- What is needed
Find each line containing the string "close". Copy it.

begin Supplied entries

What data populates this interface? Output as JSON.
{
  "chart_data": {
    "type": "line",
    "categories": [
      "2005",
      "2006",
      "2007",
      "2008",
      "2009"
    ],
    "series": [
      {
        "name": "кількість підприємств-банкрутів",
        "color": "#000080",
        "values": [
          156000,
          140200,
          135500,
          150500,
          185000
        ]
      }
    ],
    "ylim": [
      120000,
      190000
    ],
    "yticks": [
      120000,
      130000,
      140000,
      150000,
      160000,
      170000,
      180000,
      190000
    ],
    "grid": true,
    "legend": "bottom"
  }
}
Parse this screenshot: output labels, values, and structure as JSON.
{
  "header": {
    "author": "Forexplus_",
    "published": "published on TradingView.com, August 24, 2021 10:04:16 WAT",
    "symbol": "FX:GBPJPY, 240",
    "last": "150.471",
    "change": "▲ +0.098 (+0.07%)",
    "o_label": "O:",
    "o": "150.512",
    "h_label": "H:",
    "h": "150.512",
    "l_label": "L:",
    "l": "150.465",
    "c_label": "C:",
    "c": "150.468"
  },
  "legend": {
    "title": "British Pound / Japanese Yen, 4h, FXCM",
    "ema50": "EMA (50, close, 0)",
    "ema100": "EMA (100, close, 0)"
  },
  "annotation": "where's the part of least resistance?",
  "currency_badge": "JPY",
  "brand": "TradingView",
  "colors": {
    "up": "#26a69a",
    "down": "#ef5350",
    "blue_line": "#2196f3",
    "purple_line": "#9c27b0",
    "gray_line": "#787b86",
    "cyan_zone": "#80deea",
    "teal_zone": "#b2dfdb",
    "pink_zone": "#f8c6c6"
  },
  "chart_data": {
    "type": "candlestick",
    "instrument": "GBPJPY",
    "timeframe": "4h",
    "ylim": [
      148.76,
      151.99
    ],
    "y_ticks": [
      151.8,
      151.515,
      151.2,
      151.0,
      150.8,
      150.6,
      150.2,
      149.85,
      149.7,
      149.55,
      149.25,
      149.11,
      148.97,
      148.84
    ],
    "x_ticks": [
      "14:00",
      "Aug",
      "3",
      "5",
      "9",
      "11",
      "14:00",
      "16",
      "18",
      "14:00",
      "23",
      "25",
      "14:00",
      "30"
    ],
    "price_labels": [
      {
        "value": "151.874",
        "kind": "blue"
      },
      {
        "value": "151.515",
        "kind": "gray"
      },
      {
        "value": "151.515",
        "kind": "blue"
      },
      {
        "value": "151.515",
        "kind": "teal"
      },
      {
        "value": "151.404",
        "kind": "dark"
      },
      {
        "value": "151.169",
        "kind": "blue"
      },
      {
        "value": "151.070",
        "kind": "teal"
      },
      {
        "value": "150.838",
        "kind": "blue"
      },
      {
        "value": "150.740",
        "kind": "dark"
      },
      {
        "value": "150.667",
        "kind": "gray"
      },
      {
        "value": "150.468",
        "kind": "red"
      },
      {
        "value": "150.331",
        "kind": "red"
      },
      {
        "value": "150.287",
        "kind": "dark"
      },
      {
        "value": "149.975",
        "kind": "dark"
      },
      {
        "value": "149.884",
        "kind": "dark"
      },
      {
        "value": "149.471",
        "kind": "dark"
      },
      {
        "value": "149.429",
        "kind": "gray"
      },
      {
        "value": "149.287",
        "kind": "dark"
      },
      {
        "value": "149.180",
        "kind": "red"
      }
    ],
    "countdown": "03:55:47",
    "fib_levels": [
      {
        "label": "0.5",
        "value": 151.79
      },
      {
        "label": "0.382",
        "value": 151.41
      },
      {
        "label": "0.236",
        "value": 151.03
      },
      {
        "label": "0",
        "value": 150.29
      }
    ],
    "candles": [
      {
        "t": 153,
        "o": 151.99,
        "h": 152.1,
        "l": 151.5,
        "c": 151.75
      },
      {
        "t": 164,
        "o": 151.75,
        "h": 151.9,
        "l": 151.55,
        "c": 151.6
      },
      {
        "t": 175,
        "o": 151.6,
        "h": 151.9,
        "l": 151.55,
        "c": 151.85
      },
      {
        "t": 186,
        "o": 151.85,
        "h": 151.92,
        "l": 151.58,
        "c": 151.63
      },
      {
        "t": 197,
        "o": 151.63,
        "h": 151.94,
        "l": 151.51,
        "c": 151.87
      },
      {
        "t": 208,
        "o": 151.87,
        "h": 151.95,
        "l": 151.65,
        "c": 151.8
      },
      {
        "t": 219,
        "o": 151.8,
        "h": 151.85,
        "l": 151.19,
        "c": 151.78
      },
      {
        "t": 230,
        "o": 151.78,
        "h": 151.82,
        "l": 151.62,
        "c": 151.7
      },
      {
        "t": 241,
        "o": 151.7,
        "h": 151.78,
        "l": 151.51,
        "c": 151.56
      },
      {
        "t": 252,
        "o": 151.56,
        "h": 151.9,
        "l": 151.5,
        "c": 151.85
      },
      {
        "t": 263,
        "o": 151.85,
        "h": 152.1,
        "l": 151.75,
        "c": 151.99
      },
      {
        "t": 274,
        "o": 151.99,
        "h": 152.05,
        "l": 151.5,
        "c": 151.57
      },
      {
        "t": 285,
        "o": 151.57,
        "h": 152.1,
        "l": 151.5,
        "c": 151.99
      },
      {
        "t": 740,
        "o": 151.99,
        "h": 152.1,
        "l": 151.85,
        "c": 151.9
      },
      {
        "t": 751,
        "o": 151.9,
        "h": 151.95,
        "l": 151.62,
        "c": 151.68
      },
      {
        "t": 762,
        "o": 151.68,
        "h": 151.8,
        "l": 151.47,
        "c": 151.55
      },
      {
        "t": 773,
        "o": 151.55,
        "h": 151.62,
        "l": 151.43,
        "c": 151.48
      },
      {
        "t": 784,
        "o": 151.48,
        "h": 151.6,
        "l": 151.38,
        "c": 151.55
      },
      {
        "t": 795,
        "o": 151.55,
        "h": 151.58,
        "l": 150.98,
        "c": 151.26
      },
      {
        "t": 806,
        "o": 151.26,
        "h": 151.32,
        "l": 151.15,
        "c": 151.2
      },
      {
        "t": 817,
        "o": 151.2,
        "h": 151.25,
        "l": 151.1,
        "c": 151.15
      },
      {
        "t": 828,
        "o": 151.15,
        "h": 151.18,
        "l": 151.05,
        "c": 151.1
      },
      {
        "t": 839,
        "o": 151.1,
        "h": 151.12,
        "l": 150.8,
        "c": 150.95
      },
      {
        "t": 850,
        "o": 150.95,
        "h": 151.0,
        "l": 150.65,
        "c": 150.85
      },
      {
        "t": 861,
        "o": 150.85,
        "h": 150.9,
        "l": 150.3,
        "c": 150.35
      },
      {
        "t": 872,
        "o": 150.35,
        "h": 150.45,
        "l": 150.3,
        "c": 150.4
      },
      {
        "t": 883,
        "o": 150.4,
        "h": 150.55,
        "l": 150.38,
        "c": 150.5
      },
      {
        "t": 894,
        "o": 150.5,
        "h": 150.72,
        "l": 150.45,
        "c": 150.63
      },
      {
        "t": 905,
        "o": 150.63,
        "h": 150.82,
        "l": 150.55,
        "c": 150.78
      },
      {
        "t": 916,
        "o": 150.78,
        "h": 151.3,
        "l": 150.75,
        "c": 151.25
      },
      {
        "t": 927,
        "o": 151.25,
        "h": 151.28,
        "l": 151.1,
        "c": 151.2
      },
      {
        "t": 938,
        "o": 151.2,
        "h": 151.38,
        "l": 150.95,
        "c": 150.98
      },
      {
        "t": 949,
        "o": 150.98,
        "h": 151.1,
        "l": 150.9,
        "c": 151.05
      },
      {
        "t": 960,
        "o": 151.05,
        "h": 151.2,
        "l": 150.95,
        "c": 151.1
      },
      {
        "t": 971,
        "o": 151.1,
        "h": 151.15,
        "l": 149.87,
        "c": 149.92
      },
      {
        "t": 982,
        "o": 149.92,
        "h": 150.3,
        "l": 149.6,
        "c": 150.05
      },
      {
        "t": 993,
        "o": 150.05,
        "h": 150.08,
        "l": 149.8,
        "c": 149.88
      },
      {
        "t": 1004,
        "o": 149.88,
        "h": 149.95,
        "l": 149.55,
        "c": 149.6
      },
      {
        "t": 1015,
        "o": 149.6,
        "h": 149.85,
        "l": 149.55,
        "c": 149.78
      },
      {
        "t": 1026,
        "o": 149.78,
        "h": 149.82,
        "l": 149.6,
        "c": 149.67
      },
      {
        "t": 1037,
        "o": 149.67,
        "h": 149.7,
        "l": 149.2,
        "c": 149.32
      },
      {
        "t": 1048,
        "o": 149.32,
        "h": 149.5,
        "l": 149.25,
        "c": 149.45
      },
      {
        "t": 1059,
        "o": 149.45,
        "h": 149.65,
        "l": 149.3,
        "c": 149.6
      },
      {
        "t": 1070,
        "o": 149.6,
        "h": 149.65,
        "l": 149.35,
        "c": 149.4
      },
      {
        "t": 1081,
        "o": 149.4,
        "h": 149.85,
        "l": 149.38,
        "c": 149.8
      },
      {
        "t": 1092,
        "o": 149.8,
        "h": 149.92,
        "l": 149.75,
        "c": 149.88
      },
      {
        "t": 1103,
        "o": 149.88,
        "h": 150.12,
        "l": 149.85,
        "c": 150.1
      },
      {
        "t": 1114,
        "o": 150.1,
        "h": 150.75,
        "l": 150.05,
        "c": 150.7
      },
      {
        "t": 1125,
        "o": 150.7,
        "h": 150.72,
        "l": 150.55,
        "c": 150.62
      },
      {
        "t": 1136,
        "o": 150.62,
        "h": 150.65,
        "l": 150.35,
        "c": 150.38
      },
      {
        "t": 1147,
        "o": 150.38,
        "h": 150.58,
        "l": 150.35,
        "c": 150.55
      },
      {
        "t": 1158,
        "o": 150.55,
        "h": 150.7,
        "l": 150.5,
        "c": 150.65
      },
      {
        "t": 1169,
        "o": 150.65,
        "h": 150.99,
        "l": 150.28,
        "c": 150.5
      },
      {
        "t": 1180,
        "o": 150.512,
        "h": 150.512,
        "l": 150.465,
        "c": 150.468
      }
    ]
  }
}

end Supplied entries

- Answer
    "ema50": "EMA (50, close, 0)",
    "ema100": "EMA (100, close, 0)"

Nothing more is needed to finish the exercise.